**Aim:**
From the entries below, copy every line that holds the word "information".
Begin Record list
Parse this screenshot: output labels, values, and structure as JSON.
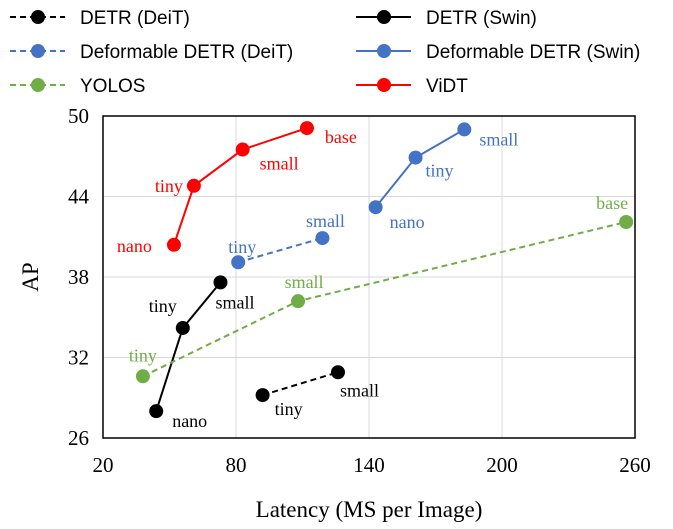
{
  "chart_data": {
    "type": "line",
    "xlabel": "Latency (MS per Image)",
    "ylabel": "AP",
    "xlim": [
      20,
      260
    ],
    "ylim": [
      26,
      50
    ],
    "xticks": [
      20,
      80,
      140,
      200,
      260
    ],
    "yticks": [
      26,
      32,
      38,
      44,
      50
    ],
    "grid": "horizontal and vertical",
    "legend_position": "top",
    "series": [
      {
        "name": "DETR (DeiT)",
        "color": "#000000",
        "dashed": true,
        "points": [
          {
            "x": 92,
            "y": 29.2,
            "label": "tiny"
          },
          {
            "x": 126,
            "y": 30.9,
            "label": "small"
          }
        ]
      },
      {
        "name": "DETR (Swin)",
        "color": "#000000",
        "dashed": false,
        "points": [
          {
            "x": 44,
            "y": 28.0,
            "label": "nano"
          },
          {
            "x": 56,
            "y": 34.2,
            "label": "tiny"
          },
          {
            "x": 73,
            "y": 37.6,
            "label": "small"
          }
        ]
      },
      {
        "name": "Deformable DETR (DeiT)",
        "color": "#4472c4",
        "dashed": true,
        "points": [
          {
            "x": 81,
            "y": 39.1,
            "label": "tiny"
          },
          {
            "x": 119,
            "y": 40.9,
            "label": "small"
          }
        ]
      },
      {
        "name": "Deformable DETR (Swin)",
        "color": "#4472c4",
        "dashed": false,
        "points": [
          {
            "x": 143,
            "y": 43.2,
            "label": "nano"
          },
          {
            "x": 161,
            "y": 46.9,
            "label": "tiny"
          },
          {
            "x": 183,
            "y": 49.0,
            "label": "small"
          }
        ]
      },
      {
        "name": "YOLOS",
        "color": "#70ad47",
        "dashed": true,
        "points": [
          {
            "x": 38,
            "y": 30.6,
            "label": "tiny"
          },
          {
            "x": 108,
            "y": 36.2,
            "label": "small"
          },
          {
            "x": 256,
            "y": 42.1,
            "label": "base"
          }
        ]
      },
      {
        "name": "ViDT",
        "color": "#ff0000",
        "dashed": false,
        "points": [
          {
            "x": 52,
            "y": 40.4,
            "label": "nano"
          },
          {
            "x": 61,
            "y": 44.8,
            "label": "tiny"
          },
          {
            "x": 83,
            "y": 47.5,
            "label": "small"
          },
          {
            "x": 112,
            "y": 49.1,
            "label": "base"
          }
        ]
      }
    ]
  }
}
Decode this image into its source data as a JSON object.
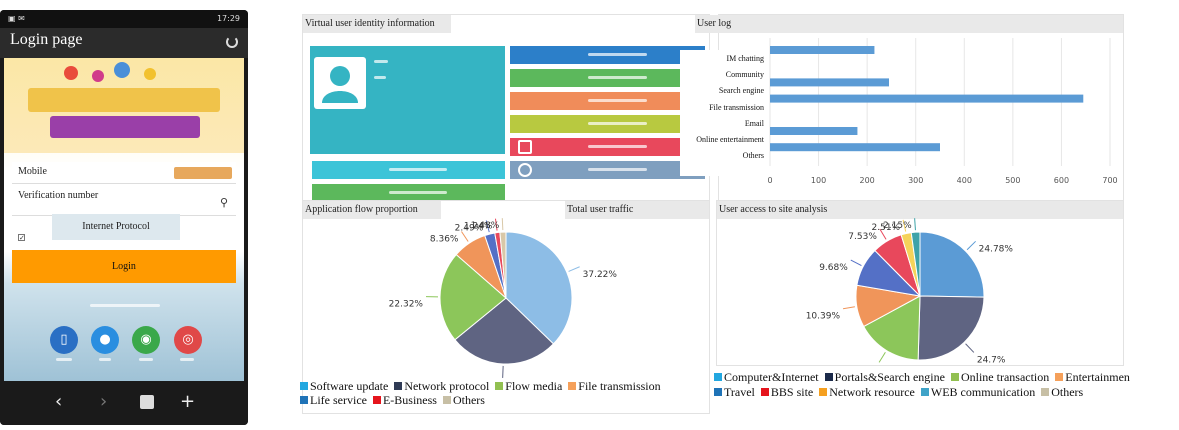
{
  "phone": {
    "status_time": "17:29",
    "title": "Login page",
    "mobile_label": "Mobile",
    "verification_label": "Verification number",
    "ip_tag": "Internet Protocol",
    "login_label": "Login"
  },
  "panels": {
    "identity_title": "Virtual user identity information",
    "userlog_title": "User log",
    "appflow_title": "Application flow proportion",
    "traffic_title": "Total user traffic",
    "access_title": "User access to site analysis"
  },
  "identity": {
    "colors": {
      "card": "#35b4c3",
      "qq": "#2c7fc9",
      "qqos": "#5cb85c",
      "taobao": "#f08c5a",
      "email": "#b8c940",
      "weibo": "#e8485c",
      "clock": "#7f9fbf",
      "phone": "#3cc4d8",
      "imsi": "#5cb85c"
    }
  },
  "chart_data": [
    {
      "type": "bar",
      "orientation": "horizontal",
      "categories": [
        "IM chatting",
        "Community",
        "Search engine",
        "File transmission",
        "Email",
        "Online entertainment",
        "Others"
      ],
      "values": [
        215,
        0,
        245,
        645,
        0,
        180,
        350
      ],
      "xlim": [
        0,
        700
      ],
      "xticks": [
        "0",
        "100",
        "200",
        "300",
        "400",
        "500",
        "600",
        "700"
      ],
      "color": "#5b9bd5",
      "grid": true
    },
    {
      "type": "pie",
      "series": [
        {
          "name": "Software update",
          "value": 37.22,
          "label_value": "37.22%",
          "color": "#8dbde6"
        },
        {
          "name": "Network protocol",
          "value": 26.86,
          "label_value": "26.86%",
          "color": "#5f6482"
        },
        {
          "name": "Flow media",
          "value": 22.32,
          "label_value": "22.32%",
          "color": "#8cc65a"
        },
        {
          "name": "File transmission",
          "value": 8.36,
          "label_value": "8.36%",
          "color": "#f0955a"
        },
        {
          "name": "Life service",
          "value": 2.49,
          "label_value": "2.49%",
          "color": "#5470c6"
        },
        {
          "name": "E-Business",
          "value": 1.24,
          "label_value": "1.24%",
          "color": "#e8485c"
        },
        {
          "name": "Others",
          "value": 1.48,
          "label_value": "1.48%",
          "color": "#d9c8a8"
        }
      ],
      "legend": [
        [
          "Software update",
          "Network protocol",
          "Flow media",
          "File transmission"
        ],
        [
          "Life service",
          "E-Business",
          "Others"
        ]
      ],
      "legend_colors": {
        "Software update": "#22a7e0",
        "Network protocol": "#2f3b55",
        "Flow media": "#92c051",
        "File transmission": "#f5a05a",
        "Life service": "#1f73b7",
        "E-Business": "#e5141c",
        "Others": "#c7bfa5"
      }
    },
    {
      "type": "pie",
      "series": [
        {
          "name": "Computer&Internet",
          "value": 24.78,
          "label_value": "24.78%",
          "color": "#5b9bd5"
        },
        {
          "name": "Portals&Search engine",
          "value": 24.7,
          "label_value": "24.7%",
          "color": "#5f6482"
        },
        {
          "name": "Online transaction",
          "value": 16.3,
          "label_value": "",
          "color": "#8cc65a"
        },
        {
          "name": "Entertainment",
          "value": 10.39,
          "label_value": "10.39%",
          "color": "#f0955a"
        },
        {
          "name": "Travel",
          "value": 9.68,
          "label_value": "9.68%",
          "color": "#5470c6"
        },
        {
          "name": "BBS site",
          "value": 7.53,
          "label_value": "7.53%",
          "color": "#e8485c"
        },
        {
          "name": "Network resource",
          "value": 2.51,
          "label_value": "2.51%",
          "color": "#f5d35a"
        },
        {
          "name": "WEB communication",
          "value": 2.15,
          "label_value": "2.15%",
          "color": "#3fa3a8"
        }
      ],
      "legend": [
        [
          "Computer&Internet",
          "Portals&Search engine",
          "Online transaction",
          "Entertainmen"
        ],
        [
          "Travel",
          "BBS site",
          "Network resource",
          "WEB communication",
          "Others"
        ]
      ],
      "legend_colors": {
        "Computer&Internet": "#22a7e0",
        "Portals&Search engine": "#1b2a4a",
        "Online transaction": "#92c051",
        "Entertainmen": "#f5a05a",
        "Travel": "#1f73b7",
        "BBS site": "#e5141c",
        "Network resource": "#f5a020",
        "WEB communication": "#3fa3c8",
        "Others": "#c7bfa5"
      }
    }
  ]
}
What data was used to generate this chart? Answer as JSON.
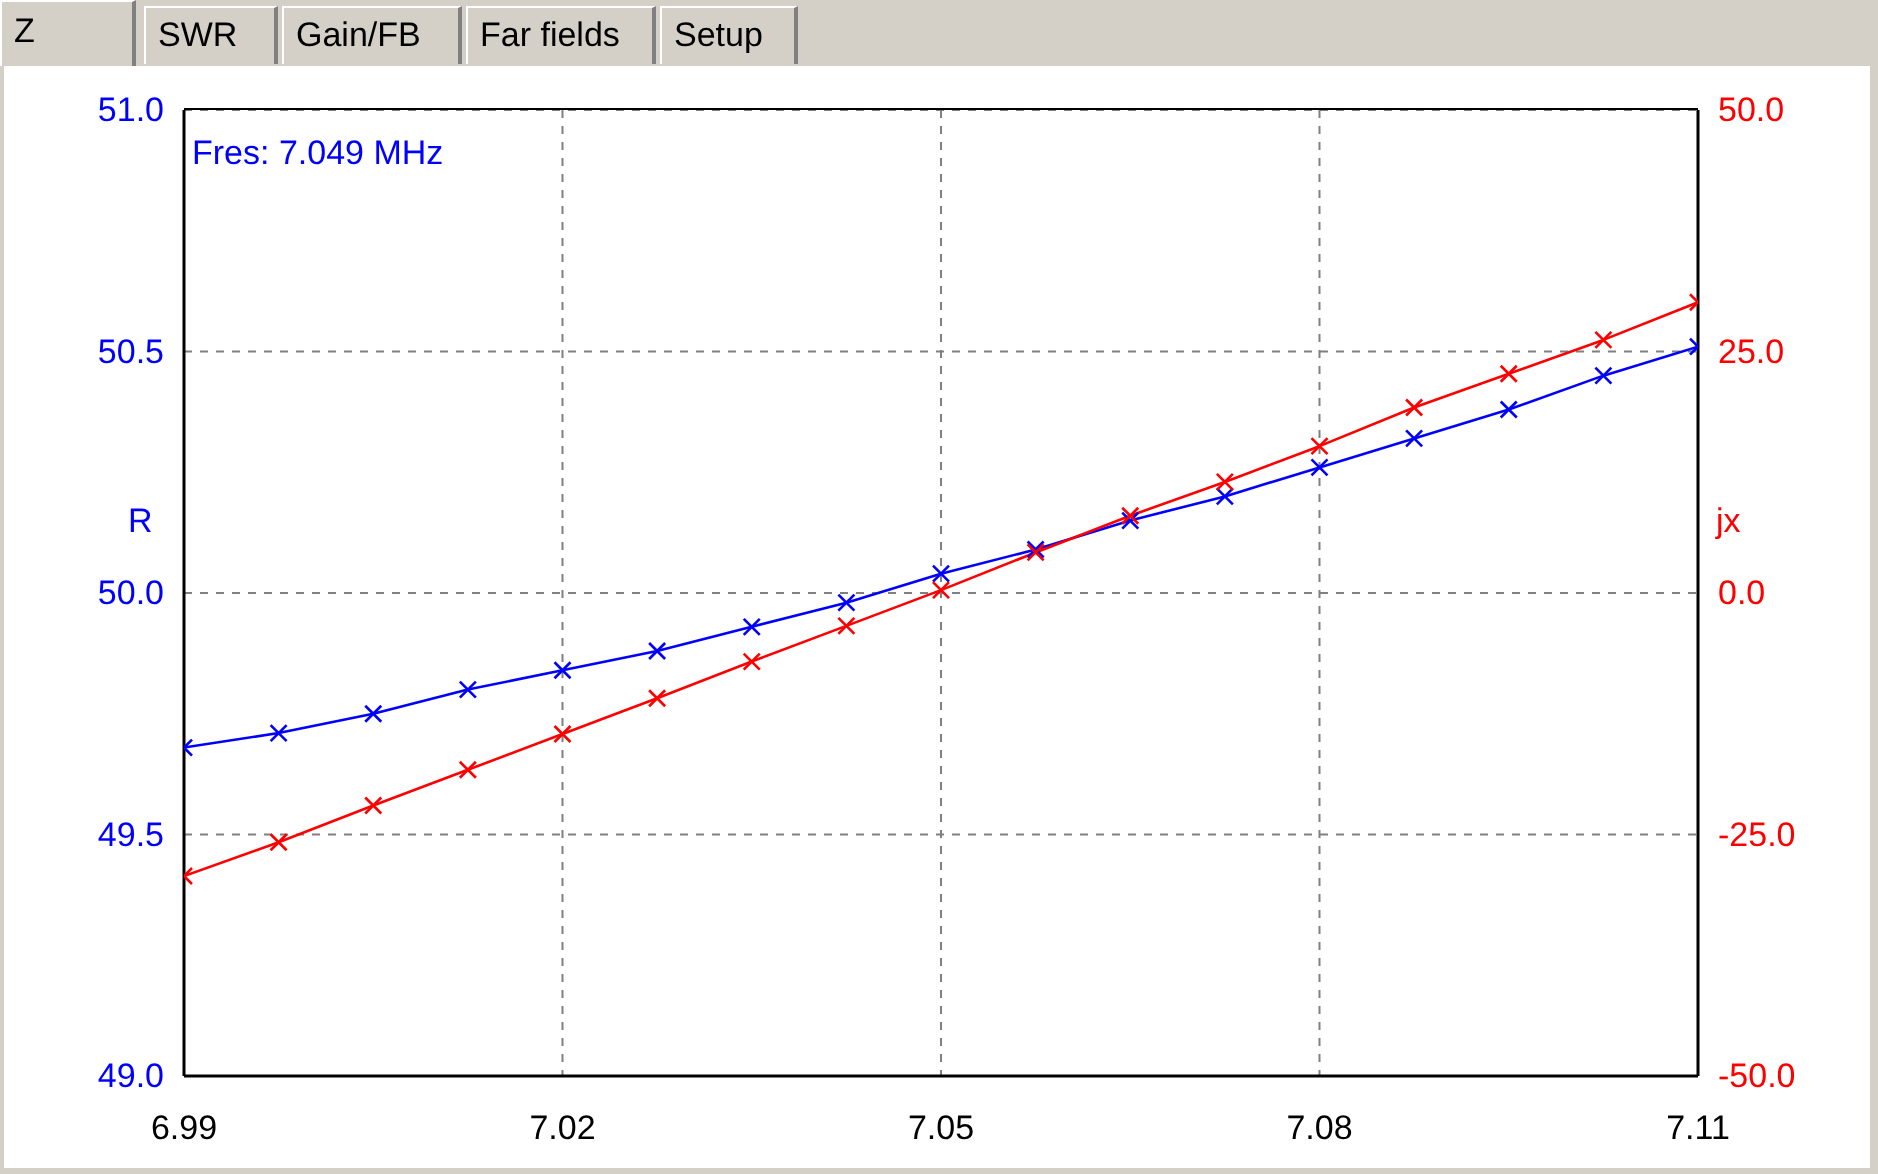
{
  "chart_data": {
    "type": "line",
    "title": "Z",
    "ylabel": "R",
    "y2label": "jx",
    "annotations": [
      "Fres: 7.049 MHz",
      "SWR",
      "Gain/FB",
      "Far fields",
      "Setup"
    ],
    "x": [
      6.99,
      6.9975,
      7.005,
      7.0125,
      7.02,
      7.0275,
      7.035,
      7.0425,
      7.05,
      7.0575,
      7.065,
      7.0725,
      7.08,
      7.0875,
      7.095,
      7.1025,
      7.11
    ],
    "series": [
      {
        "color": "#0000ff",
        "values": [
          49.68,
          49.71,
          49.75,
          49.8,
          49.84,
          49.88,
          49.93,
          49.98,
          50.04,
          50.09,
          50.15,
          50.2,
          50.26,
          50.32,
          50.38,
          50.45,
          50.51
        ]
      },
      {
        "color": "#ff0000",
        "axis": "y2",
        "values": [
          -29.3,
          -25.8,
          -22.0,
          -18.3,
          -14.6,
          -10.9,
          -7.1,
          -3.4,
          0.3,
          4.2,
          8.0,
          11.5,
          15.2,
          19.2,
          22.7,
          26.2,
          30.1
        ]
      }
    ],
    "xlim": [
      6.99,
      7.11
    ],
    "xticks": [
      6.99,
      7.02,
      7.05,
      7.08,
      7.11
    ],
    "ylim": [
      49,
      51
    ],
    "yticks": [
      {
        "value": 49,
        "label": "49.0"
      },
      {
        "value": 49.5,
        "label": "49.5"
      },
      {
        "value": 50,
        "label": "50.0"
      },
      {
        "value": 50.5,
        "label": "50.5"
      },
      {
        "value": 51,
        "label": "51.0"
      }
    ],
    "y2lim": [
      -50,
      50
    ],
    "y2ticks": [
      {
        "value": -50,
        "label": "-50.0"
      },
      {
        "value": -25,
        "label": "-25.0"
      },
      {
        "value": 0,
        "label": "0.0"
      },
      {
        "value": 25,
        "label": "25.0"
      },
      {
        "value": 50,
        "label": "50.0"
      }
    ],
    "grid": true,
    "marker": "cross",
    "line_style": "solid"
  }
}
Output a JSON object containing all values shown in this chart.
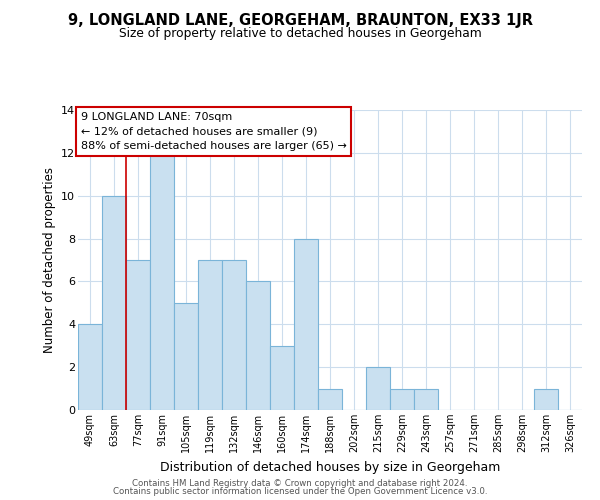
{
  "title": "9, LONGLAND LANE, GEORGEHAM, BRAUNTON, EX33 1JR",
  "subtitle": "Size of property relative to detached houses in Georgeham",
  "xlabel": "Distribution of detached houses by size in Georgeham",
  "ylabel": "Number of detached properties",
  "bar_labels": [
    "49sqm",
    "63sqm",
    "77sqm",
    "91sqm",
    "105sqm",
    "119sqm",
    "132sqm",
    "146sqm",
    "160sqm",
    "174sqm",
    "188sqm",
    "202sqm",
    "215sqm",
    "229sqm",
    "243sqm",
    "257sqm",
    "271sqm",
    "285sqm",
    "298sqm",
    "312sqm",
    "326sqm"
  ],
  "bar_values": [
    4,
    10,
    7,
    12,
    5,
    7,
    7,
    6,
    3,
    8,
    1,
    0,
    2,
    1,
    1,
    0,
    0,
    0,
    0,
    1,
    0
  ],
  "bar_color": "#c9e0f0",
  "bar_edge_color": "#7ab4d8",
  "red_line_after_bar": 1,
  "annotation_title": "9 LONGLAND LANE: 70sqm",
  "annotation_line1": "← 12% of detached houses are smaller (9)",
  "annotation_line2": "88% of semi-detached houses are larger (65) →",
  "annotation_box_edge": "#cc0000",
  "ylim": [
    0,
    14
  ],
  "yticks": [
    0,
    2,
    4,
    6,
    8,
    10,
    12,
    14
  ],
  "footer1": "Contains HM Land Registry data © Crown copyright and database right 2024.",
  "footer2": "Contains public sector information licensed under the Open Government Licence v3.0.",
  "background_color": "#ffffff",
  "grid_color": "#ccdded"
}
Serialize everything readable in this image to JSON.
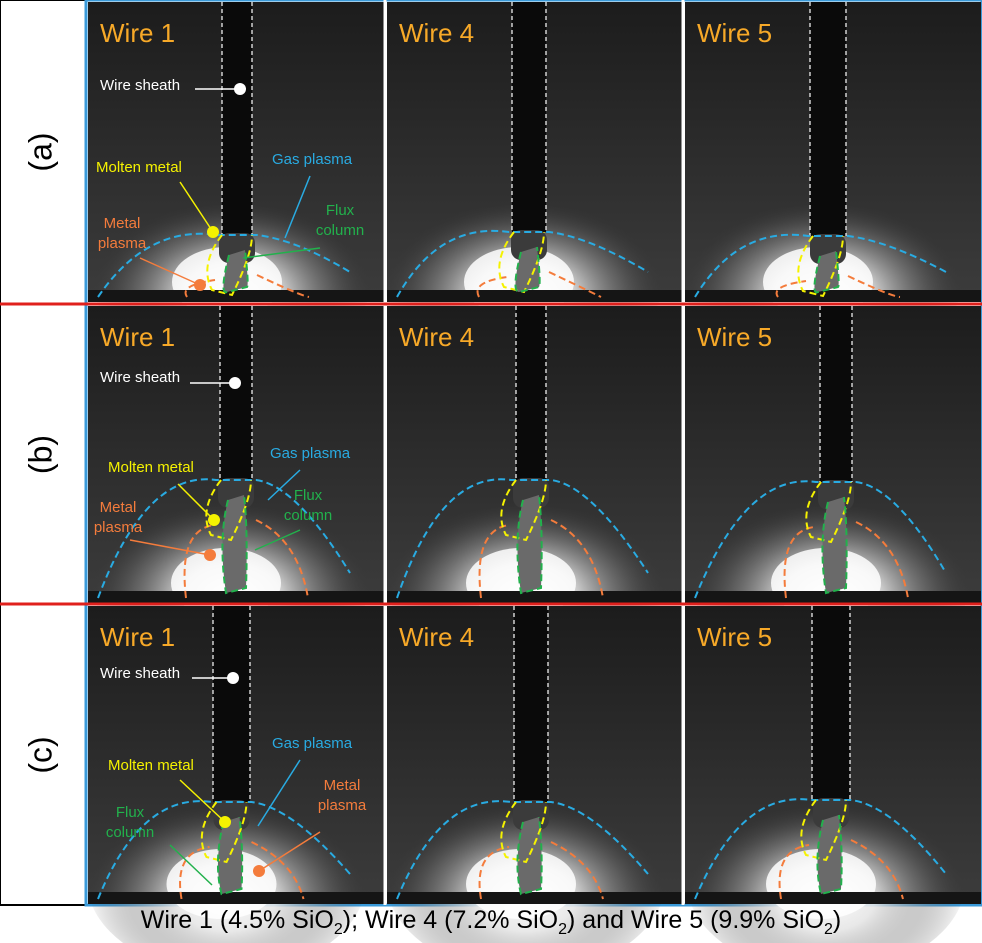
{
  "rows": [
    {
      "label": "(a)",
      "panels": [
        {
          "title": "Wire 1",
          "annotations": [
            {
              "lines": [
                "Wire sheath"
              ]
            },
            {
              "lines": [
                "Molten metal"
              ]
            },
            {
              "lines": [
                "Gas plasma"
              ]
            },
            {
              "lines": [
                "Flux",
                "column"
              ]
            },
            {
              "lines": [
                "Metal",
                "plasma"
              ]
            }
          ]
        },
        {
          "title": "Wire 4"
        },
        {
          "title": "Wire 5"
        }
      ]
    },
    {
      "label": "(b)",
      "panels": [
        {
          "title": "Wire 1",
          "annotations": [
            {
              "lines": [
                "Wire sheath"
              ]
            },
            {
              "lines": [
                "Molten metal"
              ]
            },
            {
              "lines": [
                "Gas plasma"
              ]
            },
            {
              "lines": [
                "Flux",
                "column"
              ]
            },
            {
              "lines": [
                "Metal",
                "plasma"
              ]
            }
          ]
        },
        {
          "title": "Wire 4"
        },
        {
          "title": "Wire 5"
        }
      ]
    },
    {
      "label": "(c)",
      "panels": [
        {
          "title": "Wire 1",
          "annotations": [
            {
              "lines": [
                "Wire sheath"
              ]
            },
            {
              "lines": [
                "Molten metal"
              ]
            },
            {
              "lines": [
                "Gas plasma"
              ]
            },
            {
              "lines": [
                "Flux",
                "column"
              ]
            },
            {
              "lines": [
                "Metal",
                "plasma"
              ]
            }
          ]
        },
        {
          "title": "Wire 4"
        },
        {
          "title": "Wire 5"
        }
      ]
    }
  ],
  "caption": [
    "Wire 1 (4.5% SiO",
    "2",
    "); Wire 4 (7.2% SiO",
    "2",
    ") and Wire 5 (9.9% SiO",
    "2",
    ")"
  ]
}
End Record list
**Written solution:**
    "identity_title": "Virtual user identity information",
  "footer2": "Contains public sector information licensed under the Open Government Licence v3.0.",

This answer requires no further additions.